## [Job]
Pull out from the material below all lines with "Правительства".

## [Exercise data]
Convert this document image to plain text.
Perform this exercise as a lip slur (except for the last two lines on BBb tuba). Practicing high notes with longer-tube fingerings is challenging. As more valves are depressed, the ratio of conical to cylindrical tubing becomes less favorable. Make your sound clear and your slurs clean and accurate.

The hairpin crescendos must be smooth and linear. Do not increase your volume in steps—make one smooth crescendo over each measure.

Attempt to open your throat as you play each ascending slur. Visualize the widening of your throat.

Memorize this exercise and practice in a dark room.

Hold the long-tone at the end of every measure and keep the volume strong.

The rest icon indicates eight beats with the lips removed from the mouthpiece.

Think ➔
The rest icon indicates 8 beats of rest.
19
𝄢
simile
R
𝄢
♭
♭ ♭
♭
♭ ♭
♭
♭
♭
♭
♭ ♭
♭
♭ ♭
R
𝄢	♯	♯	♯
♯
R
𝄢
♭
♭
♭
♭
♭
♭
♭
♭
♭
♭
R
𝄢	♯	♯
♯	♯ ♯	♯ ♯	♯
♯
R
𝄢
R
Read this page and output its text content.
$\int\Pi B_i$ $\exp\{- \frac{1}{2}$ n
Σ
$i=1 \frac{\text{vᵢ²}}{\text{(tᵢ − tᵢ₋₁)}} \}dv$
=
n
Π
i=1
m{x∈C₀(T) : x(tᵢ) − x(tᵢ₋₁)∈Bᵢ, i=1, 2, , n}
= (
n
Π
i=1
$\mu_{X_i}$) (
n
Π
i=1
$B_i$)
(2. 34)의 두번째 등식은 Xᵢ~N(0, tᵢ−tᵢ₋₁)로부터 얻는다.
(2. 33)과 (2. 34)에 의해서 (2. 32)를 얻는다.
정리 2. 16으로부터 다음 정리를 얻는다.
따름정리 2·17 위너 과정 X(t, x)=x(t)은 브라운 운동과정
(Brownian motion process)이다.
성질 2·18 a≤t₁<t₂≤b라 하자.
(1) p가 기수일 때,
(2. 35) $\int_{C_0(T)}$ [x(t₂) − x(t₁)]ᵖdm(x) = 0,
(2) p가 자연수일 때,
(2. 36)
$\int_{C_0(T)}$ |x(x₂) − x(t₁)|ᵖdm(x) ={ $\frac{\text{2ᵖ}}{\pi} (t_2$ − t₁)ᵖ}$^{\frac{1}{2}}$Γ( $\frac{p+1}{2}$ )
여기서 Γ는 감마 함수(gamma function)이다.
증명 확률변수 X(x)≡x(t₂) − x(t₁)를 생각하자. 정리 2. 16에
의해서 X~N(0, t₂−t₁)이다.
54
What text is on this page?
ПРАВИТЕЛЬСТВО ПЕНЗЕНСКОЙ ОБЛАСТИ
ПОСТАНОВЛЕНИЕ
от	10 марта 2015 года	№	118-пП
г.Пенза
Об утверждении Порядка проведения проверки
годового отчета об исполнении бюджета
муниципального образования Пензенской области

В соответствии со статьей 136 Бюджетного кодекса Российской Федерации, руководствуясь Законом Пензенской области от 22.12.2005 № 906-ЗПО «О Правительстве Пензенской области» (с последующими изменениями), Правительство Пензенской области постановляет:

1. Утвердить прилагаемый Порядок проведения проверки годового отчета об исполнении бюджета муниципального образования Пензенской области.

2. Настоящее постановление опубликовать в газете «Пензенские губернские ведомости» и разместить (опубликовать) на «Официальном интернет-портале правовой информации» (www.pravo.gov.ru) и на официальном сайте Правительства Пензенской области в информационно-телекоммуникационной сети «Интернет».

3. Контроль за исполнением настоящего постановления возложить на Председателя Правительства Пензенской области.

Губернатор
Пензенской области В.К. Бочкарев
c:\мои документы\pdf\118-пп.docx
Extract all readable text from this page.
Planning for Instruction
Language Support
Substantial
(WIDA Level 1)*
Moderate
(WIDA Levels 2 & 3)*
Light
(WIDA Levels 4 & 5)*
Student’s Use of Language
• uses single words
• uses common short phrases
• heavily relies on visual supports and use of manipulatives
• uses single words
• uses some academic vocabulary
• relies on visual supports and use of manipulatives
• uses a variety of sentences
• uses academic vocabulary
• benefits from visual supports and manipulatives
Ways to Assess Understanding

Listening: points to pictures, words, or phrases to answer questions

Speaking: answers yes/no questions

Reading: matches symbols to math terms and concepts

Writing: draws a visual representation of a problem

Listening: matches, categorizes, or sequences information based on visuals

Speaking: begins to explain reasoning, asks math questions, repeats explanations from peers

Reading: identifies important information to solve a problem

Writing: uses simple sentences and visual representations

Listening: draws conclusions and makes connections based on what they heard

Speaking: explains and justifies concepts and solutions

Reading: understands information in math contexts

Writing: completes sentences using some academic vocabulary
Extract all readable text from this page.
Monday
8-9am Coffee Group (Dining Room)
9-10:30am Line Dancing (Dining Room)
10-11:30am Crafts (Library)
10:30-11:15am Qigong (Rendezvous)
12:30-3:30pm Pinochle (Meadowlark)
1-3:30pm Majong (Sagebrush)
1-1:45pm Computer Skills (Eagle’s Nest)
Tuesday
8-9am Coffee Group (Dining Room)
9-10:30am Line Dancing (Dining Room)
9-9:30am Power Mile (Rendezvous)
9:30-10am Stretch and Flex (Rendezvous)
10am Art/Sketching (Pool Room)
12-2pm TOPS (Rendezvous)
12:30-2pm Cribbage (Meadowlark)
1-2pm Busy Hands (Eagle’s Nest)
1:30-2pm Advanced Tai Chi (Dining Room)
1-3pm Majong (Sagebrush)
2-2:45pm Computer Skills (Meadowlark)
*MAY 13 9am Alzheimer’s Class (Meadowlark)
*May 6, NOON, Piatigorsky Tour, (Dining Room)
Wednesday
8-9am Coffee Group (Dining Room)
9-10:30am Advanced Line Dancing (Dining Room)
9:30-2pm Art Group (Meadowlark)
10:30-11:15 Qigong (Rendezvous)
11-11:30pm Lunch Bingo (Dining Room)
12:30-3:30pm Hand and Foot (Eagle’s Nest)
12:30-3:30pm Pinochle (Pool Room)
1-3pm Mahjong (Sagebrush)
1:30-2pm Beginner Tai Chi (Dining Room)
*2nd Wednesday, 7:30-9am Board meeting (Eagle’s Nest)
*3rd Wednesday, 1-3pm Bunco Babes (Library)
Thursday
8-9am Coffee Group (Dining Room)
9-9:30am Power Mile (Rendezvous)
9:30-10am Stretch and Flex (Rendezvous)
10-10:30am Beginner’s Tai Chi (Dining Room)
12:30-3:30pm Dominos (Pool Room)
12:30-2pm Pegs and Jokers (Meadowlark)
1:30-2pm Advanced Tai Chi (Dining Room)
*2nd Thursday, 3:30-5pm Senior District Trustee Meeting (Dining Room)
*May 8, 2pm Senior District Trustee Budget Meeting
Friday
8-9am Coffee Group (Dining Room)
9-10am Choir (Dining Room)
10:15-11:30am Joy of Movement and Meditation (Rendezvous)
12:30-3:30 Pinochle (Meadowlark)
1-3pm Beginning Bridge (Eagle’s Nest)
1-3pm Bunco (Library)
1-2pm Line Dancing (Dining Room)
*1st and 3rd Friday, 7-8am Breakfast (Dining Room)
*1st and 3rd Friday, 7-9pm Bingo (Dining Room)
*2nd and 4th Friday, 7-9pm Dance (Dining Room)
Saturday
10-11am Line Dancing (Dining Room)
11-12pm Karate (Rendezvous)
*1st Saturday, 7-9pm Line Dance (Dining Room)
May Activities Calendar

## [Reply to the task]
2. Настоящее постановление опубликовать в газете «Пензенские губернские ведомости» и разместить (опубликовать) на «Официальном интернет-портале правовой информации» (www.pravo.gov.ru) и на официальном сайте Правительства Пензенской области в информационно-телекоммуникационной сети «Интернет».
3. Контроль за исполнением настоящего постановления возложить на Председателя Правительства Пензенской области.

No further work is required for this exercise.